=== Extracted information ===

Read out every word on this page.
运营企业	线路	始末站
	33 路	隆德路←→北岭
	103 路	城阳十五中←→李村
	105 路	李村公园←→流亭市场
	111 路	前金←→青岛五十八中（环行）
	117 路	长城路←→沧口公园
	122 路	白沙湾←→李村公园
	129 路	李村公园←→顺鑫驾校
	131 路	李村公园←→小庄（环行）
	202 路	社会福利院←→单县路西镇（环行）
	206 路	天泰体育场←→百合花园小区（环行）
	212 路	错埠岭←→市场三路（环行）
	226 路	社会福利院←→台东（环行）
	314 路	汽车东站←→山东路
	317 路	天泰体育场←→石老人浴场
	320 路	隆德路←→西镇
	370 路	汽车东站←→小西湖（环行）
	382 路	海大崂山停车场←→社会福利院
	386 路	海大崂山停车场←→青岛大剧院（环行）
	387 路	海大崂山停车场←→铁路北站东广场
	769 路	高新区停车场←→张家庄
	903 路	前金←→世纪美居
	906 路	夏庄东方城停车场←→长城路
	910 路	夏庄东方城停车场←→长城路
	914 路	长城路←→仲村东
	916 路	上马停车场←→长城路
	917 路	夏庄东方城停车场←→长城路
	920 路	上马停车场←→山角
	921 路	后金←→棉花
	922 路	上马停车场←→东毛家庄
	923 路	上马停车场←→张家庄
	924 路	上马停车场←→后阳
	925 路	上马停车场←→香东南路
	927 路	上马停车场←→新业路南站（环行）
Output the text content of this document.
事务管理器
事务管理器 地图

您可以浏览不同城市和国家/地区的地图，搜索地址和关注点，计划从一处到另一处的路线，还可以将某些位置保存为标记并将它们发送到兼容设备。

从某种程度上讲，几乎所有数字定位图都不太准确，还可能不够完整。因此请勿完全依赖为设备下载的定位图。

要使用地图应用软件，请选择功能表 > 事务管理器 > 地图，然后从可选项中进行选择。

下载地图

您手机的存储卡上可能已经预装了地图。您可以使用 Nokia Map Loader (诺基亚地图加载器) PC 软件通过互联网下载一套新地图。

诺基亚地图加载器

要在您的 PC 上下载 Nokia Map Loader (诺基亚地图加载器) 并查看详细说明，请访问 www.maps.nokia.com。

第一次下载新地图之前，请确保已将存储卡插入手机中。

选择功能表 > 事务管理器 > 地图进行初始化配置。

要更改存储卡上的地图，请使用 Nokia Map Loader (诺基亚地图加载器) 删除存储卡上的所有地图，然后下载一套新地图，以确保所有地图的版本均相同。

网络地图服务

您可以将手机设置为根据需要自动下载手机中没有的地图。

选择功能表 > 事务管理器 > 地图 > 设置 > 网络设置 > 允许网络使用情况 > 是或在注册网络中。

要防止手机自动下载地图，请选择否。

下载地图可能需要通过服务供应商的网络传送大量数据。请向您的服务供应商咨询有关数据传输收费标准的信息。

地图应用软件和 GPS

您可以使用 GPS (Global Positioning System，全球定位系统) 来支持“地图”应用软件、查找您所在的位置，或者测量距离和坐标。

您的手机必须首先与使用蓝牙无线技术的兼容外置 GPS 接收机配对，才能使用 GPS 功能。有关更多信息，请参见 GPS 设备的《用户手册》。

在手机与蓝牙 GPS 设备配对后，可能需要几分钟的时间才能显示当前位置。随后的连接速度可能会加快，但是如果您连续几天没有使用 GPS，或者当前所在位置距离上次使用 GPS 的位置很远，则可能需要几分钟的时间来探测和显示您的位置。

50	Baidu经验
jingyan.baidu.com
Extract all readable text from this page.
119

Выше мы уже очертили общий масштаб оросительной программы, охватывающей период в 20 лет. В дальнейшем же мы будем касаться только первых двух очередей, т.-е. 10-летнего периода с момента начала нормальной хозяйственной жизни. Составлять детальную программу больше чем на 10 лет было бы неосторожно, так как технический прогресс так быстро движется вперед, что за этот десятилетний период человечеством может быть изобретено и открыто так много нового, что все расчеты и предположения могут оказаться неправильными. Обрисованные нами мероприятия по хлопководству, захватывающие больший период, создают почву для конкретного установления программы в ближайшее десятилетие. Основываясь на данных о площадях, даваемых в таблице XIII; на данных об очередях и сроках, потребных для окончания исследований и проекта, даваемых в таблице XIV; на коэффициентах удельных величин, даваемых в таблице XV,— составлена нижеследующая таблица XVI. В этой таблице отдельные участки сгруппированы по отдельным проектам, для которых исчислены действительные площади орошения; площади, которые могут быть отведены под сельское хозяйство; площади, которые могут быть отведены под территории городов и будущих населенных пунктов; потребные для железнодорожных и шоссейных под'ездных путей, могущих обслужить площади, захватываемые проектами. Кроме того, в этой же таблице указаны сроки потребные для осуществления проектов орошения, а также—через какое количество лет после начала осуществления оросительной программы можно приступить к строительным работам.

===

Task goal:
Identify the lines in the records above that contain the word "this", then state how many there are and nothing more.

Full solution:
3